**Excerpted data**
>>>>>

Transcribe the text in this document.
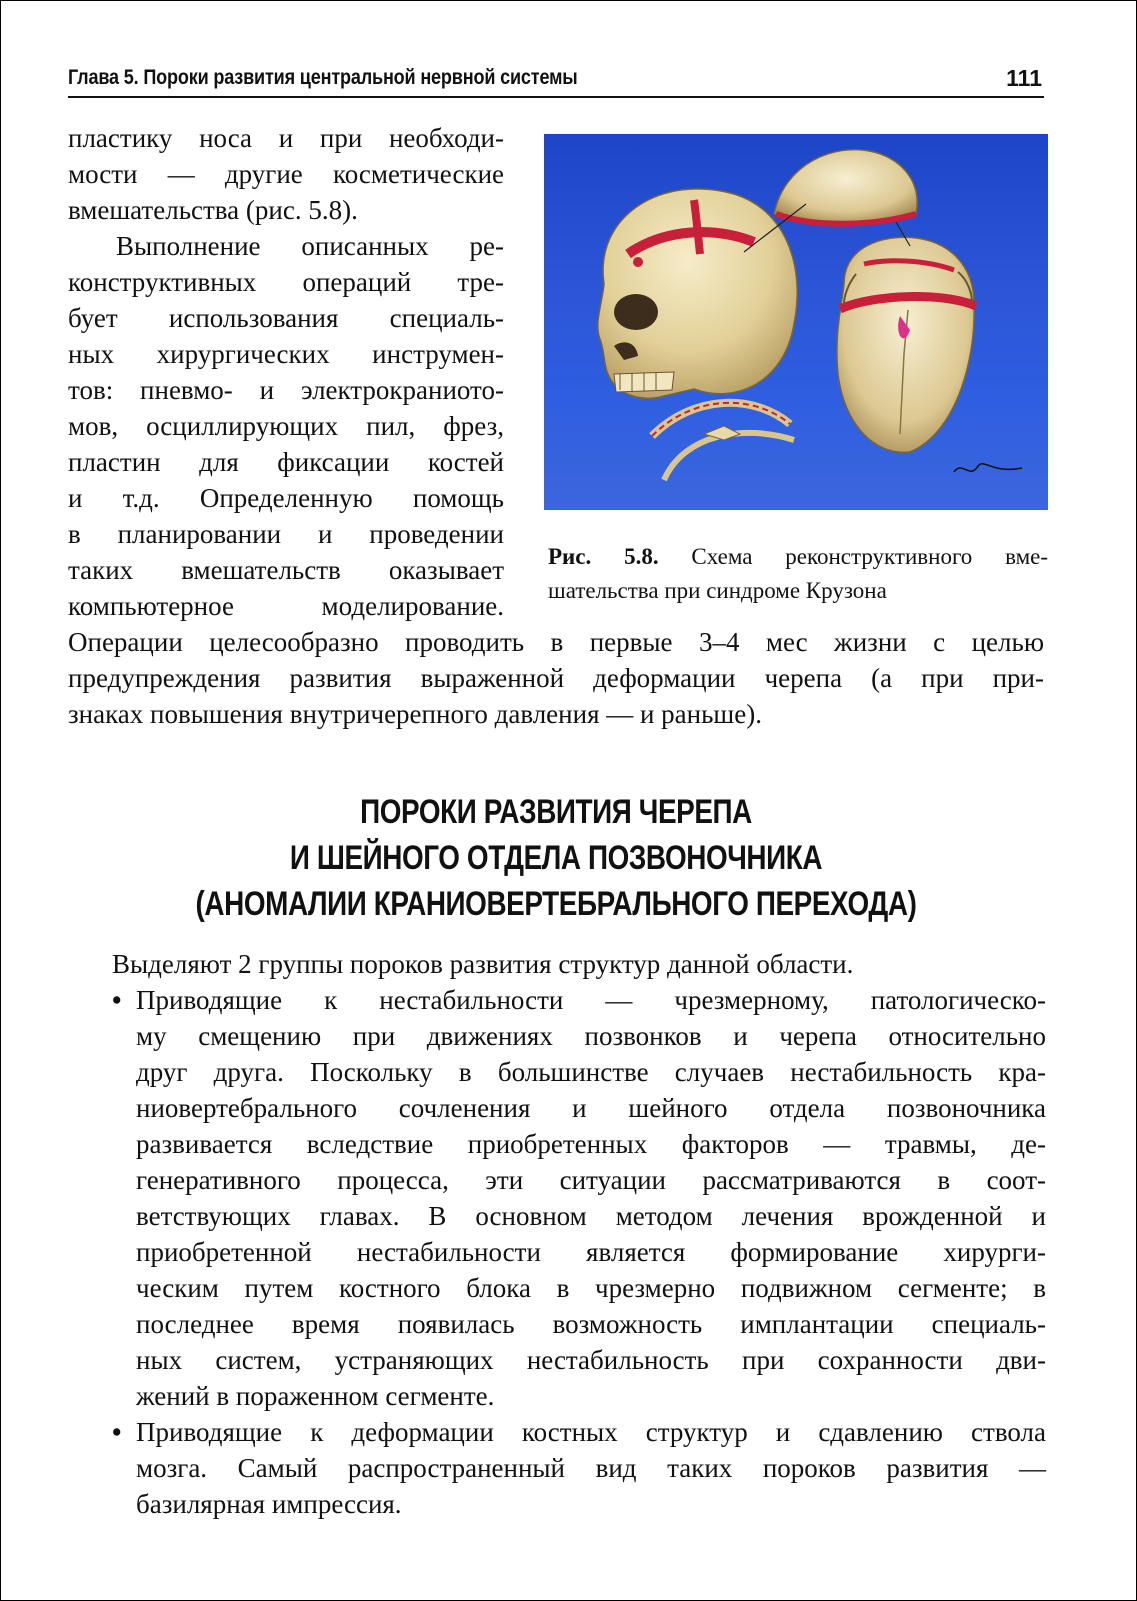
Глава 5. Пороки развития центральной нервной системы	111
пластику носа и при необходи-
мости — другие косметические
вмешательства (рис. 5.8).
Выполнение описанных ре-
конструктивных операций тре-
бует использования специаль-
ных хирургических инструмен-
тов: пневмо- и электрокраниото-
мов, осциллирующих пил, фрез,
пластин для фиксации костей
и т.д. Определенную помощь
в планировании и проведении
таких вмешательств оказывает
компьютерное моделирование.
Рис. 5.8. Схема реконструктивного вме-
шательства при синдроме Крузона
Операции целесообразно проводить в первые 3–4 мес жизни с целью
предупреждения развития выраженной деформации черепа (а при при-
знаках повышения внутричерепного давления — и раньше).
ПОРОКИ РАЗВИТИЯ ЧЕРЕПА
И ШЕЙНОГО ОТДЕЛА ПОЗВОНОЧНИКА
(АНОМАЛИИ КРАНИОВЕРТЕБРАЛЬНОГО ПЕРЕХОДА)
Выделяют 2 группы пороков развития структур данной области.
• Приводящие к нестабильности — чрезмерному, патологическо-
му смещению при движениях позвонков и черепа относительно
друг друга. Поскольку в большинстве случаев нестабильность кра-
ниовертебрального сочленения и шейного отдела позвоночника
развивается вследствие приобретенных факторов — травмы, де-
генеративного процесса, эти ситуации рассматриваются в соот-
ветствующих главах. В основном методом лечения врожденной и
приобретенной нестабильности является формирование хирурги-
ческим путем костного блока в чрезмерно подвижном сегменте; в
последнее время появилась возможность имплантации специаль-
ных систем, устраняющих нестабильность при сохранности дви-
жений в пораженном сегменте.
• Приводящие к деформации костных структур и сдавлению ствола
мозга. Самый распространенный вид таких пороков развития —
базилярная импрессия.
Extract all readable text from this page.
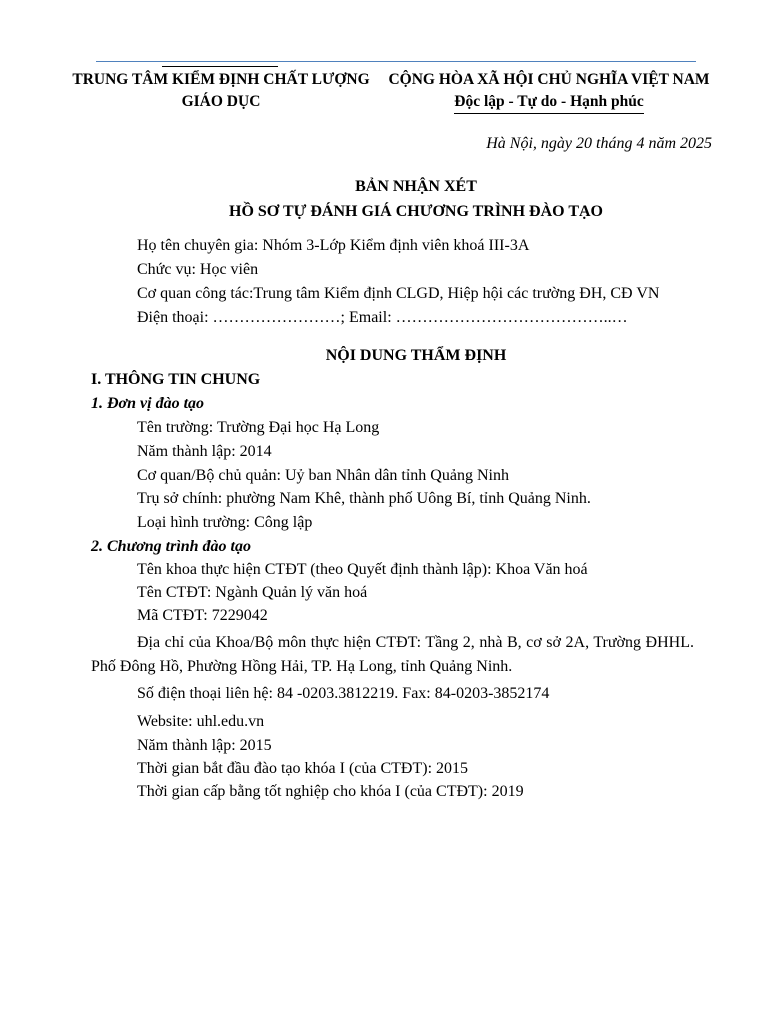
TRUNG TÂM KIỂM ĐỊNH CHẤT LƯỢNG
GIÁO DỤC
CỘNG HÒA XÃ HỘI CHỦ NGHĨA VIỆT NAM
Độc lập - Tự do - Hạnh phúc
Hà Nội, ngày 20 tháng 4 năm 2025
BẢN NHẬN XÉT
HỒ SƠ TỰ ĐÁNH GIÁ CHƯƠNG TRÌNH ĐÀO TẠO
Họ tên chuyên gia: Nhóm 3-Lớp Kiểm định viên khoá III-3A
Chức vụ: Học viên
Cơ quan công tác:Trung tâm Kiểm định CLGD, Hiệp hội các trường ĐH, CĐ VN
Điện thoại: ……………………; Email: …………………………………..…
NỘI DUNG THẨM ĐỊNH
I. THÔNG TIN CHUNG
1. Đơn vị đào tạo
Tên trường: Trường Đại học Hạ Long
Năm thành lập: 2014
Cơ quan/Bộ chủ quản: Uỷ ban Nhân dân tỉnh Quảng Ninh
Trụ sở chính: phường Nam Khê, thành phố Uông Bí, tỉnh Quảng Ninh.
Loại hình trường: Công lập
2. Chương trình đào tạo
Tên khoa thực hiện CTĐT (theo Quyết định thành lập): Khoa Văn hoá
Tên CTĐT: Ngành Quản lý văn hoá
Mã CTĐT: 7229042
Địa chỉ của Khoa/Bộ môn thực hiện CTĐT: Tầng 2, nhà B, cơ sở 2A, Trường ĐHHL. Phố Đông Hồ, Phường Hồng Hải, TP. Hạ Long, tỉnh Quảng Ninh.
Số điện thoại liên hệ: 84 -0203.3812219. Fax: 84-0203-3852174
Website: uhl.edu.vn
Năm thành lập: 2015
Thời gian bắt đầu đào tạo khóa I (của CTĐT): 2015
Thời gian cấp bằng tốt nghiệp cho khóa I (của CTĐT): 2019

<<<<<

**Problem statement**
From the entries above, list each line with "сегменте" in it.

**Correct output**
ческим путем костного блока в чрезмерно подвижном сегменте; в
жений в пораженном сегменте.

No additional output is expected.